[Dataset rows of page text]
++++++++++
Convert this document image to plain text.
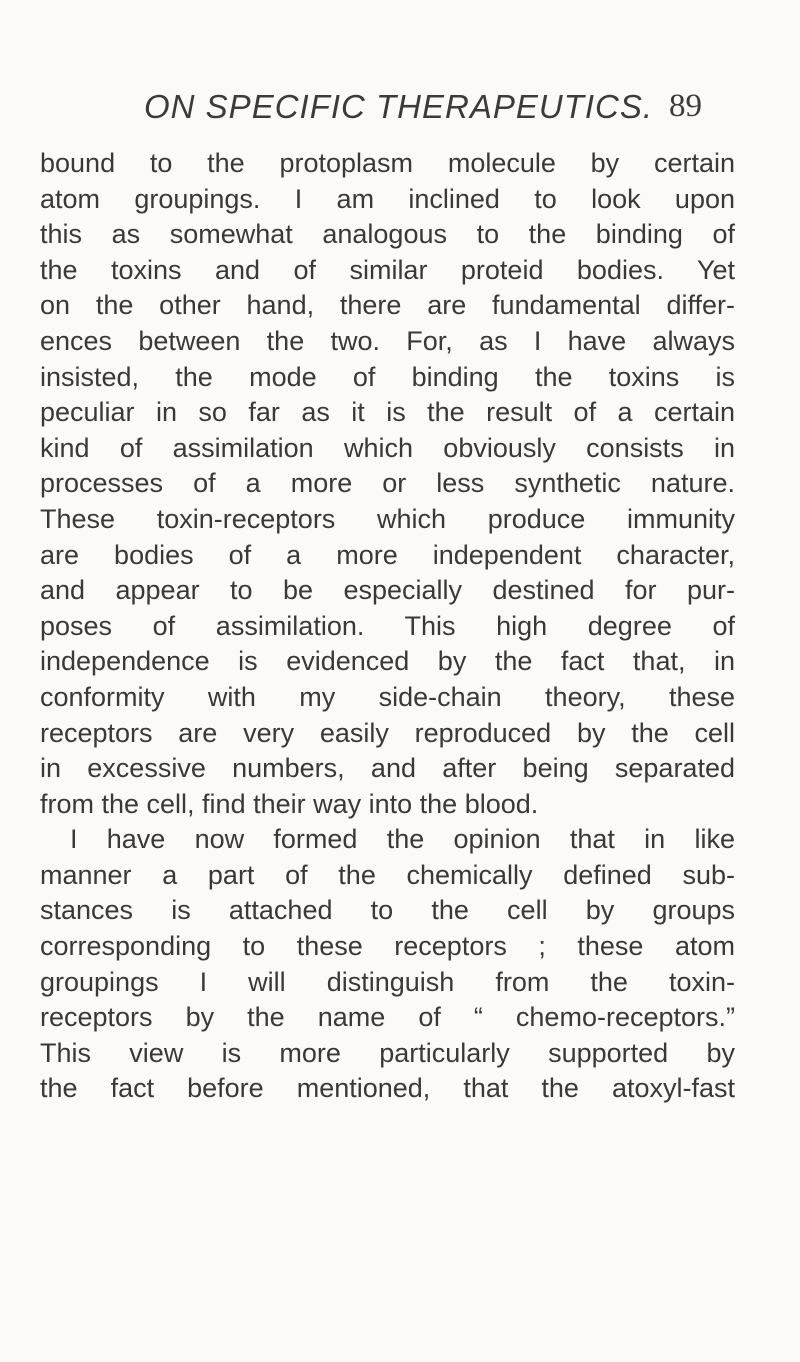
ON SPECIFIC THERAPEUTICS. 89
bound to the protoplasm molecule by certain
atom groupings. I am inclined to look upon
this as somewhat analogous to the binding of
the toxins and of similar proteid bodies. Yet
on the other hand, there are fundamental differ-
ences between the two. For, as I have always
insisted, the mode of binding the toxins is
peculiar in so far as it is the result of a certain
kind of assimilation which obviously consists in
processes of a more or less synthetic nature.
These toxin-receptors which produce immunity
are bodies of a more independent character,
and appear to be especially destined for pur-
poses of assimilation. This high degree of
independence is evidenced by the fact that, in
conformity with my side-chain theory, these
receptors are very easily reproduced by the cell
in excessive numbers, and after being separated
from the cell, find their way into the blood.
I have now formed the opinion that in like
manner a part of the chemically defined sub-
stances is attached to the cell by groups
corresponding to these receptors ; these atom
groupings I will distinguish from the toxin-
receptors by the name of “ chemo-receptors.”
This view is more particularly supported by
the fact before mentioned, that the atoxyl-fast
++++++++++
- [WORK TO BE COMPLETED]: Only the wording of the records is wanted: copy it all exactly and omit the pictures.

- [TASK ANSWER]:
Convert this document image to plain text.
ON SPECIFIC THERAPEUTICS. 89
bound to the protoplasm molecule by certain
atom groupings. I am inclined to look upon
this as somewhat analogous to the binding of
the toxins and of similar proteid bodies. Yet
on the other hand, there are fundamental differ-
ences between the two. For, as I have always
insisted, the mode of binding the toxins is
peculiar in so far as it is the result of a certain
kind of assimilation which obviously consists in
processes of a more or less synthetic nature.
These toxin-receptors which produce immunity
are bodies of a more independent character,
and appear to be especially destined for pur-
poses of assimilation. This high degree of
independence is evidenced by the fact that, in
conformity with my side-chain theory, these
receptors are very easily reproduced by the cell
in excessive numbers, and after being separated
from the cell, find their way into the blood.
I have now formed the opinion that in like
manner a part of the chemically defined sub-
stances is attached to the cell by groups
corresponding to these receptors ; these atom
groupings I will distinguish from the toxin-
receptors by the name of “ chemo-receptors.”
This view is more particularly supported by
the fact before mentioned, that the atoxyl-fast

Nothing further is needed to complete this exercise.